> Set task
Read through the data and report every line in which the word "method" occurs.

===== Listed entries

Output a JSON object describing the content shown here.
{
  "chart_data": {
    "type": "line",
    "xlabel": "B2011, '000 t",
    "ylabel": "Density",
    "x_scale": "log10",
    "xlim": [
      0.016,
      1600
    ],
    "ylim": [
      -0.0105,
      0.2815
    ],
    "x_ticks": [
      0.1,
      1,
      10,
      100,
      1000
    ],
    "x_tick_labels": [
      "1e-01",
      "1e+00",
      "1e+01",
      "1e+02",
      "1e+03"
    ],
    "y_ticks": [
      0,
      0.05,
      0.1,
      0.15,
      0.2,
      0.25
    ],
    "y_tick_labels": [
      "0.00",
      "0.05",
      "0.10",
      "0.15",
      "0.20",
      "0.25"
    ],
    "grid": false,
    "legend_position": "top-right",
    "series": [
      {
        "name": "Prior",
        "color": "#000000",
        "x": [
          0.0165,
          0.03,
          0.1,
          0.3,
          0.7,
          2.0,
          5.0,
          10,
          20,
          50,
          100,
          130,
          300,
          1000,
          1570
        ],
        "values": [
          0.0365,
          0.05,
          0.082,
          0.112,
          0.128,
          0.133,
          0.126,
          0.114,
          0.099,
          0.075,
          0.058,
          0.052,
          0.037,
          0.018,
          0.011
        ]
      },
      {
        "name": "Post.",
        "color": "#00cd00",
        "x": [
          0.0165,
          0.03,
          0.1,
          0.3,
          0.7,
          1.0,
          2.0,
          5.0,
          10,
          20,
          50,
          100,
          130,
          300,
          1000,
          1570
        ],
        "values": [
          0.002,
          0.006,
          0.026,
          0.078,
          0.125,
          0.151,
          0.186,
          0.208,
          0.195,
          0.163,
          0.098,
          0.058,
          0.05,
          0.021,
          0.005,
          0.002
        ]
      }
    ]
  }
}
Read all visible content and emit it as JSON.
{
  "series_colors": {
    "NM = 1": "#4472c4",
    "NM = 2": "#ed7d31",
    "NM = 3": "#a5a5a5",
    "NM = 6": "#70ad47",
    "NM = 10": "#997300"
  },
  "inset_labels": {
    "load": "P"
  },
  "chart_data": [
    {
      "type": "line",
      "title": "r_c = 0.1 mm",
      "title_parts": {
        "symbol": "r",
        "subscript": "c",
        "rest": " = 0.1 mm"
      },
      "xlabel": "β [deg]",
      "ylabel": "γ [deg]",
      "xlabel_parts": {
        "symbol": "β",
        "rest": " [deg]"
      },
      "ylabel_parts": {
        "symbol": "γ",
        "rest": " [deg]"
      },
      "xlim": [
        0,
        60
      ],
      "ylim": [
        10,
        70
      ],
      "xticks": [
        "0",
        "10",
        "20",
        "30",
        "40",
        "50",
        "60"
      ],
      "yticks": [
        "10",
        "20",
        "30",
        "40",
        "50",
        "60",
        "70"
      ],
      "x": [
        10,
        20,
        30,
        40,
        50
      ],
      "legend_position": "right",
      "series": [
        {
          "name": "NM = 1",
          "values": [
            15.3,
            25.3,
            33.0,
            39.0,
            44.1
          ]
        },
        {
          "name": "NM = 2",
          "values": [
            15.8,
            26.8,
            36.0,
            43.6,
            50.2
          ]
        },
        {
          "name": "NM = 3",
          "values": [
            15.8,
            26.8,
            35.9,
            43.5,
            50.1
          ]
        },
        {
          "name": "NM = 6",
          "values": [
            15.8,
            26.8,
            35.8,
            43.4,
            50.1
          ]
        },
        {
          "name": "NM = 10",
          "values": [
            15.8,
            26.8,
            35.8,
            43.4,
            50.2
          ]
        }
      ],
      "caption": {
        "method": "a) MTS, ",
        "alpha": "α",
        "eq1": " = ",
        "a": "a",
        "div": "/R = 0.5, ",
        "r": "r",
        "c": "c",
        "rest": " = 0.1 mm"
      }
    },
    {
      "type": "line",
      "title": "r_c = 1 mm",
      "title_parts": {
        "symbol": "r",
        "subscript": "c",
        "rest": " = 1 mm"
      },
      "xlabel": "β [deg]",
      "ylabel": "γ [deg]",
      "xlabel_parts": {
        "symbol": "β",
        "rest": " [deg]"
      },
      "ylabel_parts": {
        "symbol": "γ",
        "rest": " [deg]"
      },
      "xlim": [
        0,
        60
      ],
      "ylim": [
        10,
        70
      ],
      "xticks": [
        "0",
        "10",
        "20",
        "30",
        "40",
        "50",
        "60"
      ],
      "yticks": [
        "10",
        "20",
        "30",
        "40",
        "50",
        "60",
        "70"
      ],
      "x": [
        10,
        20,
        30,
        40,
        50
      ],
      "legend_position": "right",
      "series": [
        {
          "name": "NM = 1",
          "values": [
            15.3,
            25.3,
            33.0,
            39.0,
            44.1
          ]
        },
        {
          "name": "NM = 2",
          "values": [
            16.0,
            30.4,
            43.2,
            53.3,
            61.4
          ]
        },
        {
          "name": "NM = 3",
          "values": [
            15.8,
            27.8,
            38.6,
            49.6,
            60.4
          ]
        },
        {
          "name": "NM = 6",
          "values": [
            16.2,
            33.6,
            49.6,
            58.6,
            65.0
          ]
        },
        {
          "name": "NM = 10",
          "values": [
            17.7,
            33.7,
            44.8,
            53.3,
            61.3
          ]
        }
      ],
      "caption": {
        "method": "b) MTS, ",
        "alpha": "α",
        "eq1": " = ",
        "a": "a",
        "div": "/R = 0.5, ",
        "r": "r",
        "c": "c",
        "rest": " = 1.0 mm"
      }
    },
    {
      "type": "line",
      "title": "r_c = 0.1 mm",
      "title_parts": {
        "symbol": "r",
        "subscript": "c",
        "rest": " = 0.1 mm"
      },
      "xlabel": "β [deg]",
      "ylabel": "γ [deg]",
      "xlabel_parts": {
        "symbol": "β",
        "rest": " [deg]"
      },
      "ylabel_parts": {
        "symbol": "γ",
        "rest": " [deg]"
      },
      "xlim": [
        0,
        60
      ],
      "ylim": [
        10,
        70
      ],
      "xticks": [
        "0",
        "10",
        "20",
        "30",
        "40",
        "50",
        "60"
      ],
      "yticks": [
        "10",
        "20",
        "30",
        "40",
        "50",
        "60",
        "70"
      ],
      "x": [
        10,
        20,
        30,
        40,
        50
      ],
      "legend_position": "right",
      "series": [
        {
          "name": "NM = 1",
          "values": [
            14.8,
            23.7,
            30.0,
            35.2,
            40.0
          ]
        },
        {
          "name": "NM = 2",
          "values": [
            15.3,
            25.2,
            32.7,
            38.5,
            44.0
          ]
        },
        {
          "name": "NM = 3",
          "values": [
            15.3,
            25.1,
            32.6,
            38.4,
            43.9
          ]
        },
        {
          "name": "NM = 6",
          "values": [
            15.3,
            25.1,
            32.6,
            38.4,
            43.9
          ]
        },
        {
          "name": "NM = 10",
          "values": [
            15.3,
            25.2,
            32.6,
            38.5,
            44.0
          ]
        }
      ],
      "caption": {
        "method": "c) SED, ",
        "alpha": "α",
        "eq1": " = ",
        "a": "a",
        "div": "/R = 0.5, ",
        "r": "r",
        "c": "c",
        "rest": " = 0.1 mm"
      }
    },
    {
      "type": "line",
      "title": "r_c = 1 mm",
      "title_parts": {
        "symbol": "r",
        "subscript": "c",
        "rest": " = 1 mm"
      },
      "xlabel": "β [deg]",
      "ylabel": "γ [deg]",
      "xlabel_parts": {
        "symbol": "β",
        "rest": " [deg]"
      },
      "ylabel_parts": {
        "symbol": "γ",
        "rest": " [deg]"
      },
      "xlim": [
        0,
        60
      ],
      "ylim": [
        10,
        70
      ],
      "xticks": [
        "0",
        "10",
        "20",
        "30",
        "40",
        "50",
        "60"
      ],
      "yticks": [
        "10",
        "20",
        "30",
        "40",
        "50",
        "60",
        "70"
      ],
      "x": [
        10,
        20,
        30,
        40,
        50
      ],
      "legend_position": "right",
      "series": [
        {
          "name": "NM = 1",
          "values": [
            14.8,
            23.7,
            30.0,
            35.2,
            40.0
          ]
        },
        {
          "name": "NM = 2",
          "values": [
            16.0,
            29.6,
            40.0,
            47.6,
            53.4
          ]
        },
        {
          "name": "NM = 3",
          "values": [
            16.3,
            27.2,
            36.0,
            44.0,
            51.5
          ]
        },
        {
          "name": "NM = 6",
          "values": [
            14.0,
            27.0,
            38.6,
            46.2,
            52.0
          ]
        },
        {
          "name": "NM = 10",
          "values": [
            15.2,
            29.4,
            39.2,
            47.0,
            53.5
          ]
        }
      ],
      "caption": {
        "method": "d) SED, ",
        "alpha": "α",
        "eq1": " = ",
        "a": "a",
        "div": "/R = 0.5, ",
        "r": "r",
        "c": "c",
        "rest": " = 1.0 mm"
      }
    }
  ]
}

==========

> Result
        "method": "a) MTS, ",
        "method": "b) MTS, ",
        "method": "c) SED, ",
        "method": "d) SED, ",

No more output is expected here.